• [TO BE DONE]: Word for word, transcribe the lines below and drop the pictures.

• [GIVEN DATA]:
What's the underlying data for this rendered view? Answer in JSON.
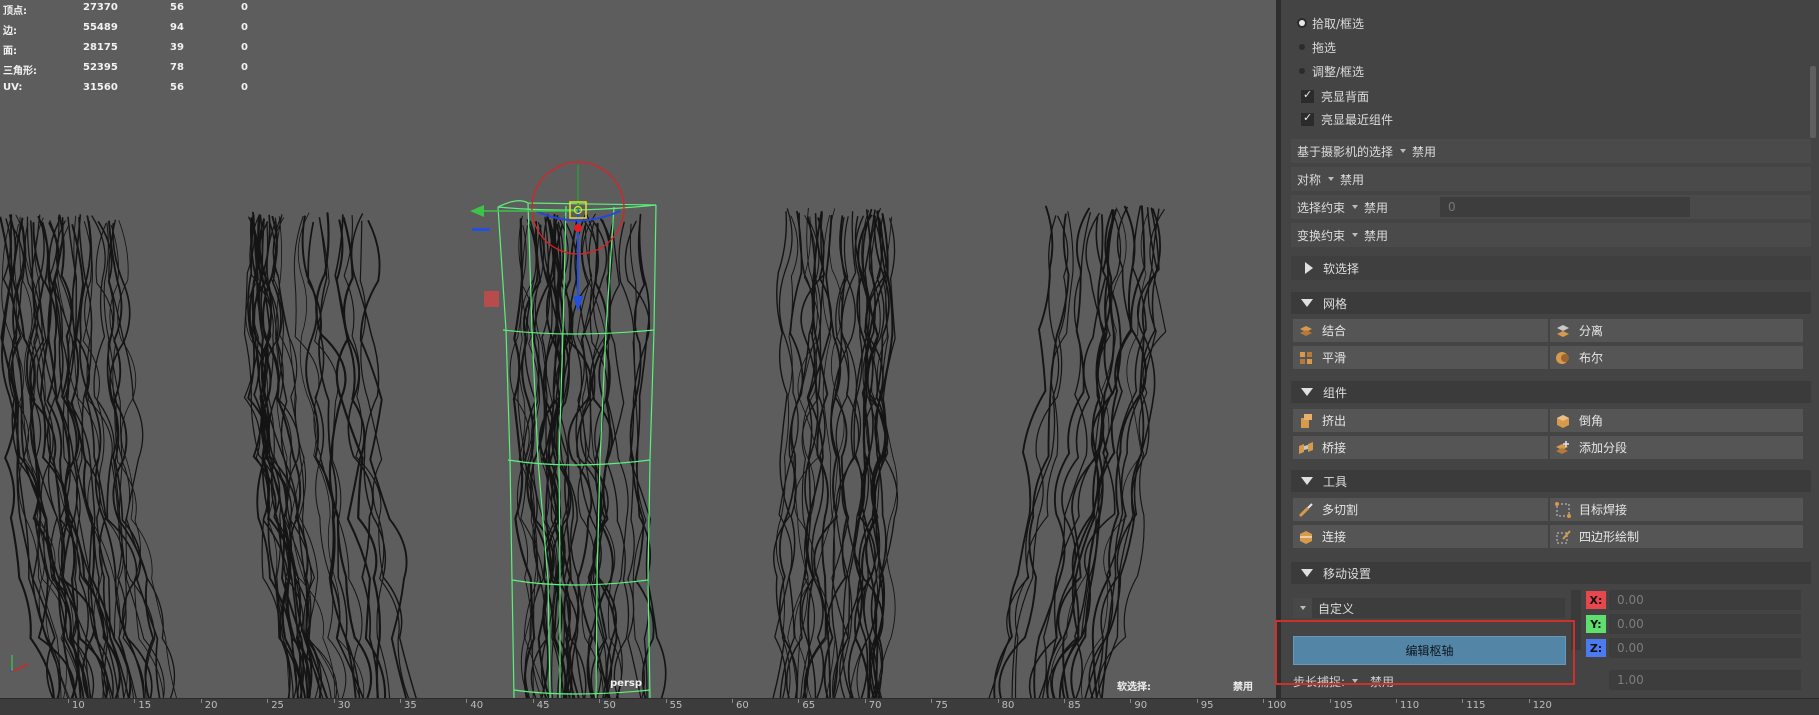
{
  "hud": {
    "rows": [
      {
        "label": "顶点:",
        "v1": "27370",
        "v2": "56",
        "v3": "0"
      },
      {
        "label": "边:",
        "v1": "55489",
        "v2": "94",
        "v3": "0"
      },
      {
        "label": "面:",
        "v1": "28175",
        "v2": "39",
        "v3": "0"
      },
      {
        "label": "三角形:",
        "v1": "52395",
        "v2": "78",
        "v3": "0"
      },
      {
        "label": "UV:",
        "v1": "31560",
        "v2": "56",
        "v3": "0"
      }
    ]
  },
  "viewport": {
    "camera_label": "persp",
    "soft_select_label": "软选择:",
    "soft_select_value": "禁用"
  },
  "timeline": {
    "ticks": [
      "10",
      "15",
      "20",
      "25",
      "30",
      "35",
      "40",
      "45",
      "50",
      "55",
      "60",
      "65",
      "70",
      "75",
      "80",
      "85",
      "90",
      "95",
      "100",
      "105",
      "110",
      "115",
      "120"
    ]
  },
  "panel": {
    "selection_modes": {
      "pick": "拾取/框选",
      "drag": "拖选",
      "tweak": "调整/框选"
    },
    "highlight_backface": "亮显背面",
    "highlight_nearest": "亮显最近组件",
    "camera_based_selection": {
      "label": "基于摄影机的选择",
      "value": "禁用"
    },
    "symmetry": {
      "label": "对称",
      "value": "禁用"
    },
    "select_constraint": {
      "label": "选择约束",
      "value": "禁用",
      "number": "0"
    },
    "transform_constraint": {
      "label": "变换约束",
      "value": "禁用"
    },
    "soft_selection": "软选择",
    "mesh_section": {
      "title": "网格",
      "combine": "结合",
      "separate": "分离",
      "smooth": "平滑",
      "boolean": "布尔"
    },
    "components_section": {
      "title": "组件",
      "extrude": "挤出",
      "bevel": "倒角",
      "bridge": "桥接",
      "add_divisions": "添加分段"
    },
    "tools_section": {
      "title": "工具",
      "multi_cut": "多切割",
      "target_weld": "目标焊接",
      "connect": "连接",
      "quad_draw": "四边形绘制"
    },
    "move_settings": {
      "title": "移动设置",
      "mode": "自定义",
      "x_label": "X:",
      "x_value": "0.00",
      "y_label": "Y:",
      "y_value": "0.00",
      "z_label": "Z:",
      "z_value": "0.00",
      "edit_pivot": "编辑枢轴",
      "step_snap": {
        "label": "步长捕捉:",
        "value": "禁用",
        "number": "1.00"
      }
    }
  },
  "colors": {
    "accent": "#5285a6",
    "x_axis": "#e8474d",
    "y_axis": "#5fe06e",
    "z_axis": "#4a7bf0",
    "wireframe": "#5cf07c",
    "highlight_box": "#d0302b"
  }
}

• [THE OUTPUT]:
What's the underlying data for this rendered view? Answer in JSON.
{
  "hud": {
    "rows": [
      {
        "label": "顶点:",
        "v1": "27370",
        "v2": "56",
        "v3": "0"
      },
      {
        "label": "边:",
        "v1": "55489",
        "v2": "94",
        "v3": "0"
      },
      {
        "label": "面:",
        "v1": "28175",
        "v2": "39",
        "v3": "0"
      },
      {
        "label": "三角形:",
        "v1": "52395",
        "v2": "78",
        "v3": "0"
      },
      {
        "label": "UV:",
        "v1": "31560",
        "v2": "56",
        "v3": "0"
      }
    ]
  },
  "viewport": {
    "camera_label": "persp",
    "soft_select_label": "软选择:",
    "soft_select_value": "禁用"
  },
  "timeline": {
    "ticks": [
      "10",
      "15",
      "20",
      "25",
      "30",
      "35",
      "40",
      "45",
      "50",
      "55",
      "60",
      "65",
      "70",
      "75",
      "80",
      "85",
      "90",
      "95",
      "100",
      "105",
      "110",
      "115",
      "120"
    ]
  },
  "panel": {
    "selection_modes": {
      "pick": "拾取/框选",
      "drag": "拖选",
      "tweak": "调整/框选"
    },
    "highlight_backface": "亮显背面",
    "highlight_nearest": "亮显最近组件",
    "camera_based_selection": {
      "label": "基于摄影机的选择",
      "value": "禁用"
    },
    "symmetry": {
      "label": "对称",
      "value": "禁用"
    },
    "select_constraint": {
      "label": "选择约束",
      "value": "禁用",
      "number": "0"
    },
    "transform_constraint": {
      "label": "变换约束",
      "value": "禁用"
    },
    "soft_selection": "软选择",
    "mesh_section": {
      "title": "网格",
      "combine": "结合",
      "separate": "分离",
      "smooth": "平滑",
      "boolean": "布尔"
    },
    "components_section": {
      "title": "组件",
      "extrude": "挤出",
      "bevel": "倒角",
      "bridge": "桥接",
      "add_divisions": "添加分段"
    },
    "tools_section": {
      "title": "工具",
      "multi_cut": "多切割",
      "target_weld": "目标焊接",
      "connect": "连接",
      "quad_draw": "四边形绘制"
    },
    "move_settings": {
      "title": "移动设置",
      "mode": "自定义",
      "x_label": "X:",
      "x_value": "0.00",
      "y_label": "Y:",
      "y_value": "0.00",
      "z_label": "Z:",
      "z_value": "0.00",
      "edit_pivot": "编辑枢轴",
      "step_snap": {
        "label": "步长捕捉:",
        "value": "禁用",
        "number": "1.00"
      }
    }
  },
  "colors": {
    "accent": "#5285a6",
    "x_axis": "#e8474d",
    "y_axis": "#5fe06e",
    "z_axis": "#4a7bf0",
    "wireframe": "#5cf07c",
    "highlight_box": "#d0302b"
  }
}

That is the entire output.